##### 本文

文春オンライン

「勝てるようにやっているとは思えない」専門家も戸惑うウクライナ侵攻…プーチンは“狂気の独裁者”になったのか

防衛研究所・山添博史氏インタビュー #1

note

プーチンは核を使うのか?

山添 プーチンの精神状態が、先ほど挙げた3タイプのどれかにもよります。

 一つ目のタイプ(狂気の独裁者)であれば、核のボタンを押します。押しますが、ロシア軍が機能しないかもしれない。というのも、核のボタンといっても、大陸間弾道ミサイルをウクライナに打つ必要はないんです。なので、実際に使うとすれば、今配備しているイスカンデルMといった短距離のミサイルに核弾頭を搭載して打つことになります。しかし、現場の指揮官はそんなことはやったことがないんです。

 また、核を使用しても、その後ロシア軍自身がそこに入っていかなければならないので、核防護部隊が必要です。それが出てきた軍事演習はあるんですが、今回は、核防護装備を持った部隊というのはまだ聞いていないです。それを見せ始めたら、本気の狂気が始まる可能性が高くなります。ただ、ここで言いたいのは、プーチンがいきなり「やる」と言い始めても、実際には実現しない可能性もある、ということです。

ADVERTISEMENT

 一方、プーチンが狂気を演出している(タイプ2の)場合、核防護服の部隊を出して、見せるという駆け引きをする可能性があります。

##########
##### 生データ

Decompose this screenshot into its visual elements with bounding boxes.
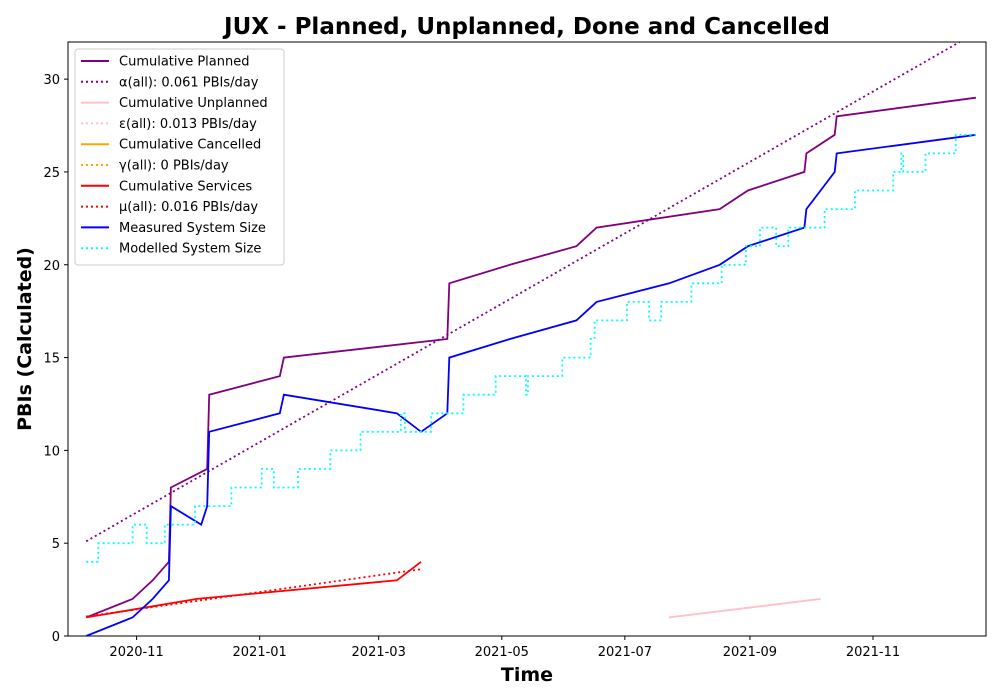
legend-frame: [74, 48, 285, 266]
x-axis-label: Time: [501, 664, 553, 686]
legend-entry: μ(all): 0.016 PBIs/day: [119, 200, 258, 215]
legend-entry: Cumulative Cancelled: [119, 138, 261, 153]
legend-entry: Modelled System Size: [119, 242, 261, 257]
y-tick-label: 15: [43, 352, 60, 367]
y-tick-label: 0: [52, 630, 60, 645]
y-tick-label: 25: [43, 166, 60, 181]
series-line-1: [85, 42, 962, 543]
legend-entry: Cumulative Unplanned: [119, 96, 268, 111]
x-tick-label: 2021-09: [723, 645, 777, 660]
legend-entry: Cumulative Planned: [119, 55, 249, 70]
plot-frame: [67, 41, 987, 637]
x-tick-label: 2021-01: [233, 645, 287, 660]
legend: Cumulative Planned α(all): 0.061 PBIs/day…: [74, 48, 285, 266]
legend-entry: γ(all): 0 PBIs/day: [119, 159, 229, 174]
x-tick-label: 2020-11: [109, 645, 163, 660]
legend-entry: Measured System Size: [119, 221, 266, 236]
x-tick-label: 2021-07: [598, 645, 652, 660]
y-tick-label: 10: [43, 444, 60, 459]
y-tick-label: 30: [43, 73, 60, 88]
y-tick-label: 20: [43, 259, 60, 274]
x-tick-label: 2021-03: [352, 645, 406, 660]
x-tick-label: 2021-11: [846, 645, 900, 660]
legend-entry: Cumulative Services: [119, 179, 252, 194]
y-tick-label: 5: [52, 537, 60, 552]
series-line-8: [85, 133, 977, 636]
y-axis-label: PBIs (Calculated): [14, 247, 36, 431]
chart-title: JUX - Planned, Unplanned, Done and Cance…: [222, 14, 830, 40]
x-axis-ticks: 2020-11 2021-01 2021-03 2021-05 2021-07 2021-…: [109, 636, 900, 660]
legend-entry: ε(all): 0.013 PBIs/day: [119, 117, 257, 132]
series-line-3: [669, 598, 821, 619]
plot-area: 2020-11 2021-01 2021-03 2021-05 2021-07 2021-…: [43, 41, 987, 660]
legend-entry: α(all): 0.061 PBIs/day: [119, 75, 259, 90]
series-layer: [85, 42, 977, 636]
series-line-9: [86, 133, 976, 563]
x-tick-label: 2021-05: [475, 645, 529, 660]
y-axis-ticks: 0 5 10 15 20 25 30: [43, 73, 68, 645]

##########

課題要件 -
- A) 本文の「防衛研究所・山添博史氏インタビュー #1」から「とはやったことがないんです。」までをすべて、「ロシア軍」を「露軍」に置き換えたうえで書き写してください。
- B) 本文によれば、核を実際に使うとした場合、どのようなミサイルに核弾頭を搭載して打つことになると述べられていますか。
記録は本文とは別個の資料として扱われます。

解答例 -
- A)
防衛研究所・山添博史氏インタビュー #1

note

プーチンは核を使うのか?

山添 プーチンの精神状態が、先ほど挙げた3タイプのどれかにもよります。

 一つ目のタイプ(狂気の独裁者)であれば、核のボタンを押します。押しますが、露軍が機能しないかもしれない。というのも、核のボタンといっても、大陸間弾道ミサイルをウクライナに打つ必要はないんです。なので、実際に使うとすれば、今配備しているイスカンデルMといった短距離のミサイルに核弾頭を搭載して打つことになります。しかし、現場の指揮官はそんなことはやったことがないんです。

- B) 今配備しているイスカンデルMといった短距離のミサイルです。